GIVEN TASK:
Determine how many lines of the records include "muted", and answer with the number alone.

Collected data entries:

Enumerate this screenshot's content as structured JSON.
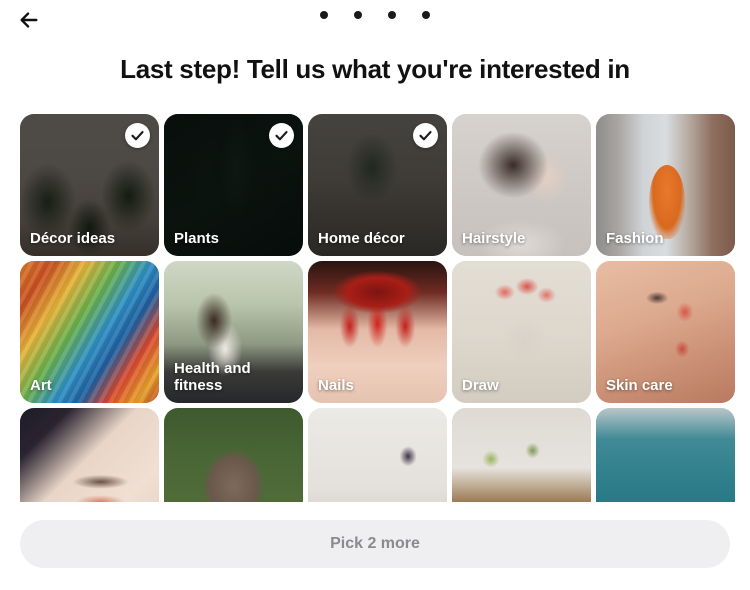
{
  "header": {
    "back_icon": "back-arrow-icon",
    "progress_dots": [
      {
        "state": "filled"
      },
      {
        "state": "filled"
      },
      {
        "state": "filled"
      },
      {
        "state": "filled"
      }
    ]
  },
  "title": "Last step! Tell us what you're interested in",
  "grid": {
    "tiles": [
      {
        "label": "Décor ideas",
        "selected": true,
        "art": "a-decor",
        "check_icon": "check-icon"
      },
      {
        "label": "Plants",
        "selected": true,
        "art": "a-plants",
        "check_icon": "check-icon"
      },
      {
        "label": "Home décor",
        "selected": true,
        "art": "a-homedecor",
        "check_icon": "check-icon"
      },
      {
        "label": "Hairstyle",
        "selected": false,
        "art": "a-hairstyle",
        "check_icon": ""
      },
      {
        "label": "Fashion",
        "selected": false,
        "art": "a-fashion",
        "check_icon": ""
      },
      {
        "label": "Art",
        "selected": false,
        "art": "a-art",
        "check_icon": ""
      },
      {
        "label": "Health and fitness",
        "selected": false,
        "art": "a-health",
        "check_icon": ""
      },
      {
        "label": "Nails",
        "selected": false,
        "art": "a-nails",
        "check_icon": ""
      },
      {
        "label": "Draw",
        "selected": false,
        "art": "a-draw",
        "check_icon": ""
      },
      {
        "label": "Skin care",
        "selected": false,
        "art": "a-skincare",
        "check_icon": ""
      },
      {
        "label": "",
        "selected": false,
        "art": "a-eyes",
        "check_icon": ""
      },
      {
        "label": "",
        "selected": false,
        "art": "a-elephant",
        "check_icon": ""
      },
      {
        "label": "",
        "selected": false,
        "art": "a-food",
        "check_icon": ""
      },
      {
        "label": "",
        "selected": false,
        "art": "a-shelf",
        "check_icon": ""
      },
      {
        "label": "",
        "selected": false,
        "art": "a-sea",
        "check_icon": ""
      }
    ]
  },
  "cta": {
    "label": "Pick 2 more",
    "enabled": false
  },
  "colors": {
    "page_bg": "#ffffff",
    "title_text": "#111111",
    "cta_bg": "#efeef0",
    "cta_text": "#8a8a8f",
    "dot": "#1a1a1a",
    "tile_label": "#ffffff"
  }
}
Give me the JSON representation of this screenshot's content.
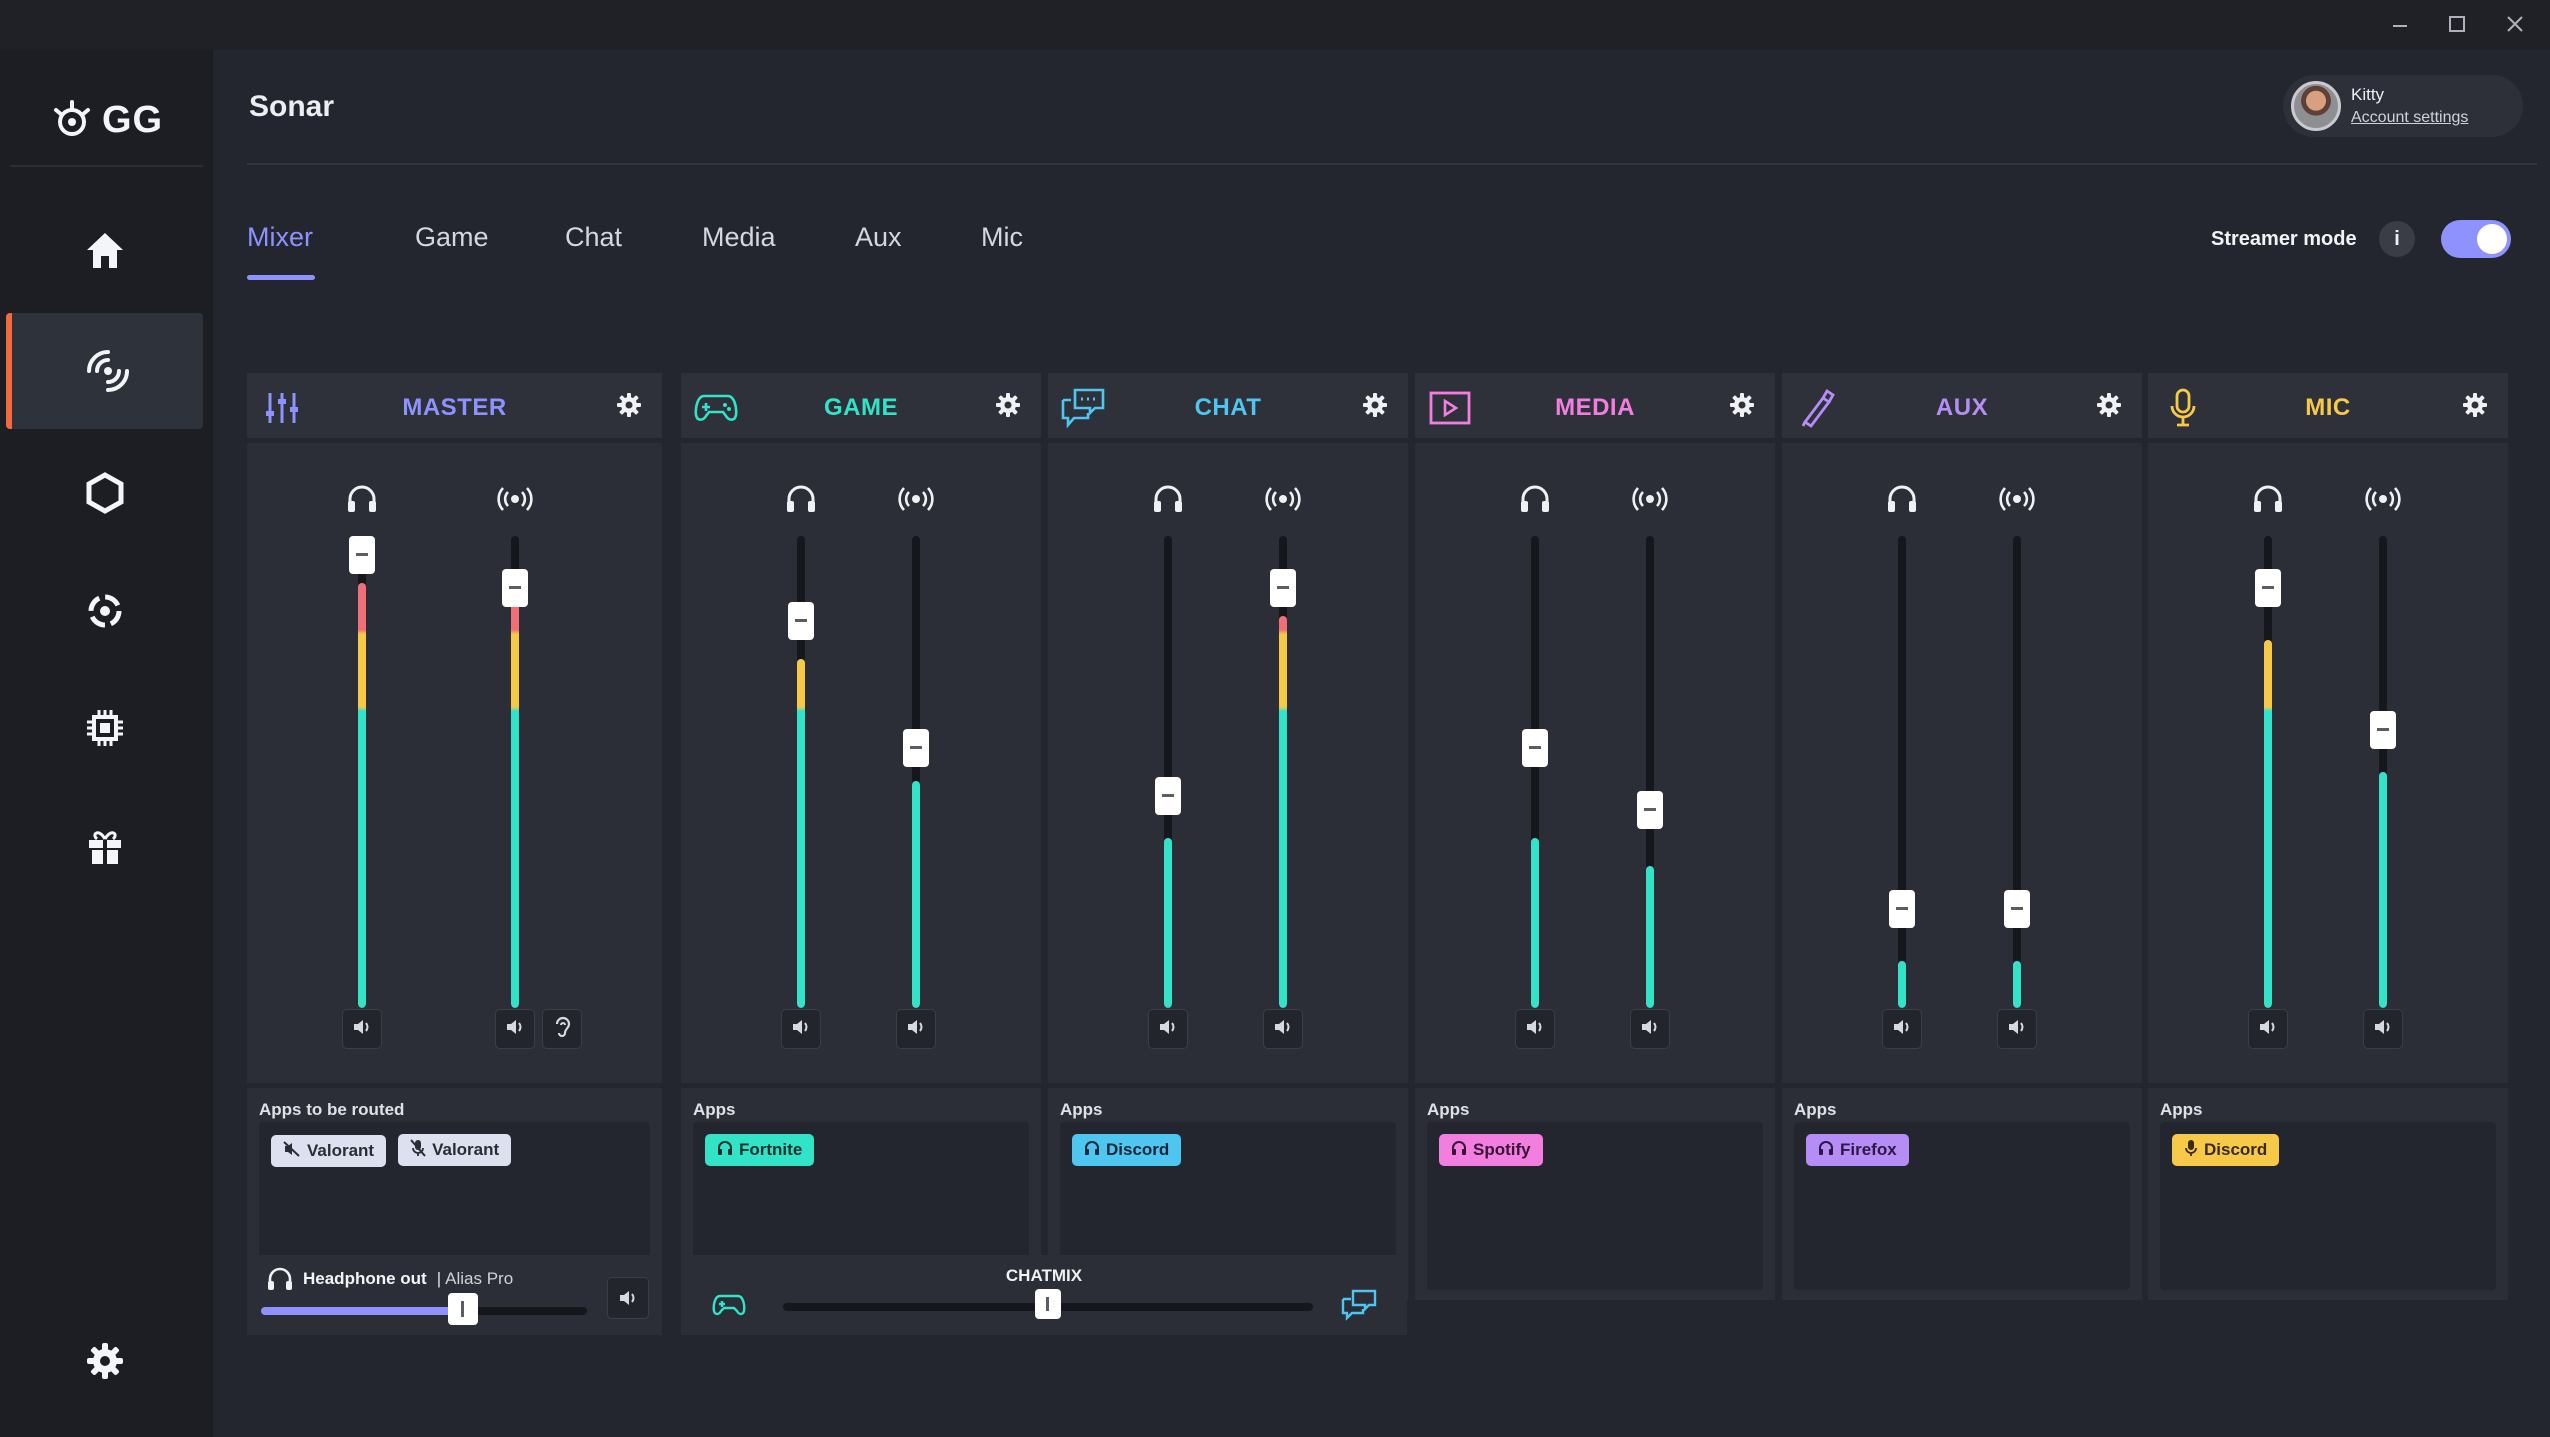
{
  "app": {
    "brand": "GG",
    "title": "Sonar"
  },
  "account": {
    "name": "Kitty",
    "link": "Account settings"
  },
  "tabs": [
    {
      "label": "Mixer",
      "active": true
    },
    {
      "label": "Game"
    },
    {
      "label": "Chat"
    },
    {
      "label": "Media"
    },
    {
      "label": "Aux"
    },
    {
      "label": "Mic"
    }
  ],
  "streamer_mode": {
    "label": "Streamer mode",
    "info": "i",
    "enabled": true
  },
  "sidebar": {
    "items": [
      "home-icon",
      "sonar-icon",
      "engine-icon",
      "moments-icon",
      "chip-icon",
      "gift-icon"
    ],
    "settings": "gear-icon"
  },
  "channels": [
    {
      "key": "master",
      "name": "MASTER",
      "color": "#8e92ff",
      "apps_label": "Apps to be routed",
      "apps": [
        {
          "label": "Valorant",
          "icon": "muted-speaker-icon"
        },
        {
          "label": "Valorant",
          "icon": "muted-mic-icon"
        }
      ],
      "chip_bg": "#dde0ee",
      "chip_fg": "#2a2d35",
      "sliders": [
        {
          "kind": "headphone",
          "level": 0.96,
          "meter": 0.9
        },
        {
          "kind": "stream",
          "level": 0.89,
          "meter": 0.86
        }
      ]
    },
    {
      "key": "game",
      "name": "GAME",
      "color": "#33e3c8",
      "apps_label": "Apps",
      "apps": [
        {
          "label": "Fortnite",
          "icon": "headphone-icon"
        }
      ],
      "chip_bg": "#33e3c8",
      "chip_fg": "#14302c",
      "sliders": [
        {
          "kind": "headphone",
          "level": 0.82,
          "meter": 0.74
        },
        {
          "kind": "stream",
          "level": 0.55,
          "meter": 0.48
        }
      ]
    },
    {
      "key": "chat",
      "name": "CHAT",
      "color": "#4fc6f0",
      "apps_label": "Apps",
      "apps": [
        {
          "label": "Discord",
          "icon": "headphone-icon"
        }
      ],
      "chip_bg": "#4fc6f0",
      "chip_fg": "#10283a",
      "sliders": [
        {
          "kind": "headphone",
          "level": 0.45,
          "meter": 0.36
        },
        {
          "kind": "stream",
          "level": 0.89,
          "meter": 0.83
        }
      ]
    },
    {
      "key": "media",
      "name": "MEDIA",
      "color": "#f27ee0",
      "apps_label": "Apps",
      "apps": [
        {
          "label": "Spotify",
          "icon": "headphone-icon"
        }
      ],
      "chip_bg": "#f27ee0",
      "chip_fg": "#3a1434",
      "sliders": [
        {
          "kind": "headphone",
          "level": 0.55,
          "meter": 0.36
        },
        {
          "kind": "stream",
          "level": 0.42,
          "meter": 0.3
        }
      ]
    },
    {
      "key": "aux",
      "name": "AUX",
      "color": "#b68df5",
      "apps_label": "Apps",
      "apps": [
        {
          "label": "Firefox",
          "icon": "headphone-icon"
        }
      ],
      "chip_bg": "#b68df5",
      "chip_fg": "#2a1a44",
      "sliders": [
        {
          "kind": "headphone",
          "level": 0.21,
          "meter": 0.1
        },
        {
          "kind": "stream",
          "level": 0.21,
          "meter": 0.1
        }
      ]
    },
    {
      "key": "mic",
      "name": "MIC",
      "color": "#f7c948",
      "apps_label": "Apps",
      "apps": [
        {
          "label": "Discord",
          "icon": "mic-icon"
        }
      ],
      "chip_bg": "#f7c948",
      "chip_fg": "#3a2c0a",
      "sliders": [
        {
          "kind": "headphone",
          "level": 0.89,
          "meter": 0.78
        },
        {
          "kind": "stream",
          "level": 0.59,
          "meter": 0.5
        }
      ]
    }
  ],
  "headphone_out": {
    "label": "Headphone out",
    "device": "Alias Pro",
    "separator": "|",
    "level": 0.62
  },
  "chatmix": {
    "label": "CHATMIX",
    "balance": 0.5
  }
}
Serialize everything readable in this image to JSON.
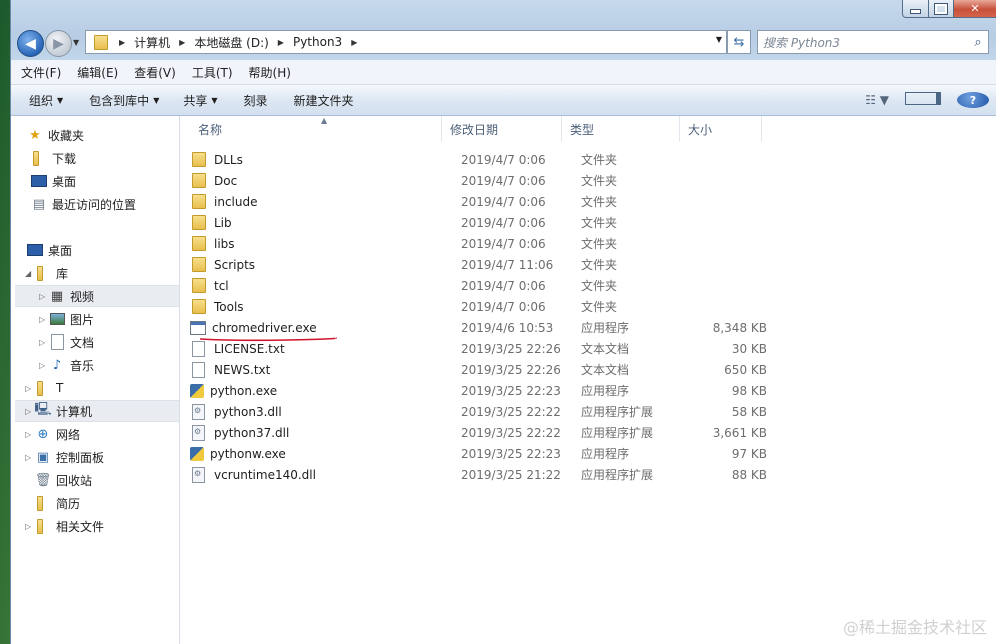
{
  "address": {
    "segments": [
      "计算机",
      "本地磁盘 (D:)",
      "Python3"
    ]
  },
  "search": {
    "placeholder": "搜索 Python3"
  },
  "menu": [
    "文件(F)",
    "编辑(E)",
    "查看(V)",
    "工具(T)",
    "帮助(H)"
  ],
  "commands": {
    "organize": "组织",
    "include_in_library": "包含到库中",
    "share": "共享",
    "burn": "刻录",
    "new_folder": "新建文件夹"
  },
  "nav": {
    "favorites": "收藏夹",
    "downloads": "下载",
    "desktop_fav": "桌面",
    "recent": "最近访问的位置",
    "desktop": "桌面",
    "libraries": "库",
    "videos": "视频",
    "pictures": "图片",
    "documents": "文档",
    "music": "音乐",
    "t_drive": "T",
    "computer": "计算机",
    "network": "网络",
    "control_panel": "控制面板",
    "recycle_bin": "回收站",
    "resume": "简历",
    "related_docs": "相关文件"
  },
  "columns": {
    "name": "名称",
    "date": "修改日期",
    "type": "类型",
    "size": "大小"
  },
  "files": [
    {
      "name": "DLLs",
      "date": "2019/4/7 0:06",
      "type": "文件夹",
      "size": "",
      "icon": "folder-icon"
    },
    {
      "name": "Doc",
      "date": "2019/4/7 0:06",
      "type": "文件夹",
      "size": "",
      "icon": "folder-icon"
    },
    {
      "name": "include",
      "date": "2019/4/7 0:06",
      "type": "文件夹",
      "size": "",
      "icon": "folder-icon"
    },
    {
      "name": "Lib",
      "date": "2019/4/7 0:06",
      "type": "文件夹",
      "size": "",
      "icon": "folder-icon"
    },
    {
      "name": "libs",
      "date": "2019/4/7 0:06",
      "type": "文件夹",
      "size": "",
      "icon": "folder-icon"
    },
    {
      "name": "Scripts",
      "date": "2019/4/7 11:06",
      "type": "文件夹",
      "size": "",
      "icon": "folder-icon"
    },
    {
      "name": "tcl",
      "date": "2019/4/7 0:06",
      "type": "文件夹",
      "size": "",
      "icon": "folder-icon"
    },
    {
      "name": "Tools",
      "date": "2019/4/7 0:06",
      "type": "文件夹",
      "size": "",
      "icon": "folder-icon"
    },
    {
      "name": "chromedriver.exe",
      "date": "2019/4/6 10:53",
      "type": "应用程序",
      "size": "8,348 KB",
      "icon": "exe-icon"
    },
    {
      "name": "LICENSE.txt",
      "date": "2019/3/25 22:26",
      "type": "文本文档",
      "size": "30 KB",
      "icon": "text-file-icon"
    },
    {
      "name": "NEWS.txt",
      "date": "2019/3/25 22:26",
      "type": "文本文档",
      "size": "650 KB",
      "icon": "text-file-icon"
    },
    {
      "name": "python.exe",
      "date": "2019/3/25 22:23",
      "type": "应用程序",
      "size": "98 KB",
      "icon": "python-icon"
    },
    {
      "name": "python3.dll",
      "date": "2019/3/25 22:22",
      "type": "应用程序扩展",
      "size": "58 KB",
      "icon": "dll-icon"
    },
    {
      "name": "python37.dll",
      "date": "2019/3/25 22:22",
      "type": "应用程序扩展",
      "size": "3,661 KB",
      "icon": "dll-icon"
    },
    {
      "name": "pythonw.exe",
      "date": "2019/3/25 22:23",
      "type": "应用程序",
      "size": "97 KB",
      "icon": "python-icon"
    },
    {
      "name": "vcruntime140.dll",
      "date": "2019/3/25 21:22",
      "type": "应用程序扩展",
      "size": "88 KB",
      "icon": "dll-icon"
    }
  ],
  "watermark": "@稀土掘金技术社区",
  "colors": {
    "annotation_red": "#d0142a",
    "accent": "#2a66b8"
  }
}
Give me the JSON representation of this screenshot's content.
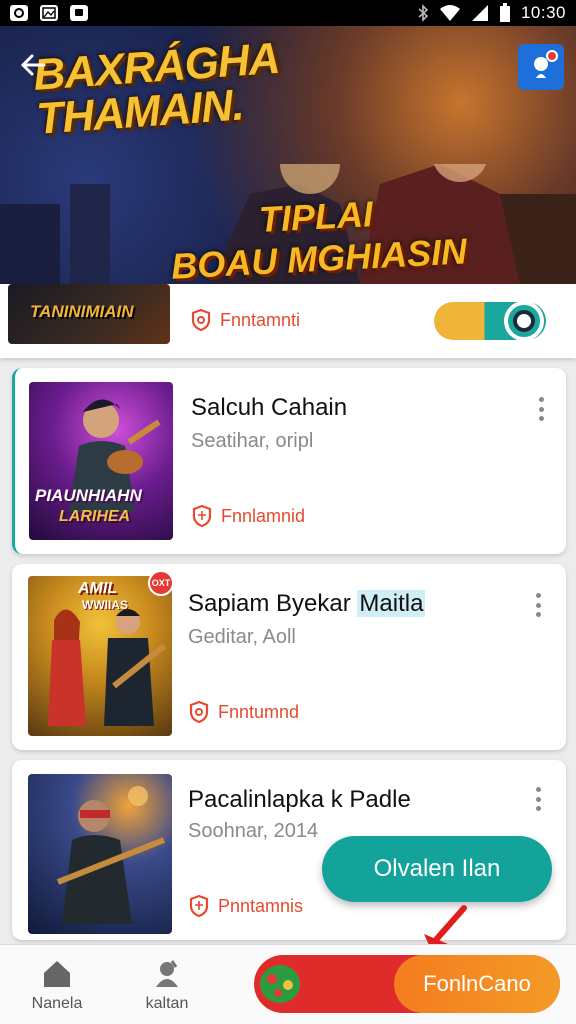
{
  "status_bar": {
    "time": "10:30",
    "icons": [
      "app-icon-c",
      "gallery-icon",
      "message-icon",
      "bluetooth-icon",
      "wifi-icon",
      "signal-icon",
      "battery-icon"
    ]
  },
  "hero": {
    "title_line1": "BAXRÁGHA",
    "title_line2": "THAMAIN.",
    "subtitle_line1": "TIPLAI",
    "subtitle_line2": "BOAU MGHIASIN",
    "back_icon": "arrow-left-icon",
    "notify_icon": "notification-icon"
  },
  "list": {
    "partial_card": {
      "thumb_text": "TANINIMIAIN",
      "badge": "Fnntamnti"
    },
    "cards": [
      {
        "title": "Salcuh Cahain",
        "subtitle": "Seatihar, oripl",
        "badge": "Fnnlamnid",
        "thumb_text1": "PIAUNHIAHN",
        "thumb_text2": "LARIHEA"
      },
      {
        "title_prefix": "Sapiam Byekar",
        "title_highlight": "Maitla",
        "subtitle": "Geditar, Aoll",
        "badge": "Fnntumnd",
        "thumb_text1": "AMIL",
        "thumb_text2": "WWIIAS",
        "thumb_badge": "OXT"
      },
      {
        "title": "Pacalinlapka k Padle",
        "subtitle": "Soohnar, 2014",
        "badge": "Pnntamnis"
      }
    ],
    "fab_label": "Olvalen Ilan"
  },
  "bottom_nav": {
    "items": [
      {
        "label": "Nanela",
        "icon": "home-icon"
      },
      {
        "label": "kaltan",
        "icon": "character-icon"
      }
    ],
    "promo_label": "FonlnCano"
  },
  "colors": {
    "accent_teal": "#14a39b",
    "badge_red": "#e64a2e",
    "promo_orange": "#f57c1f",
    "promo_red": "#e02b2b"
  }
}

RESULT OF THE TASK:
2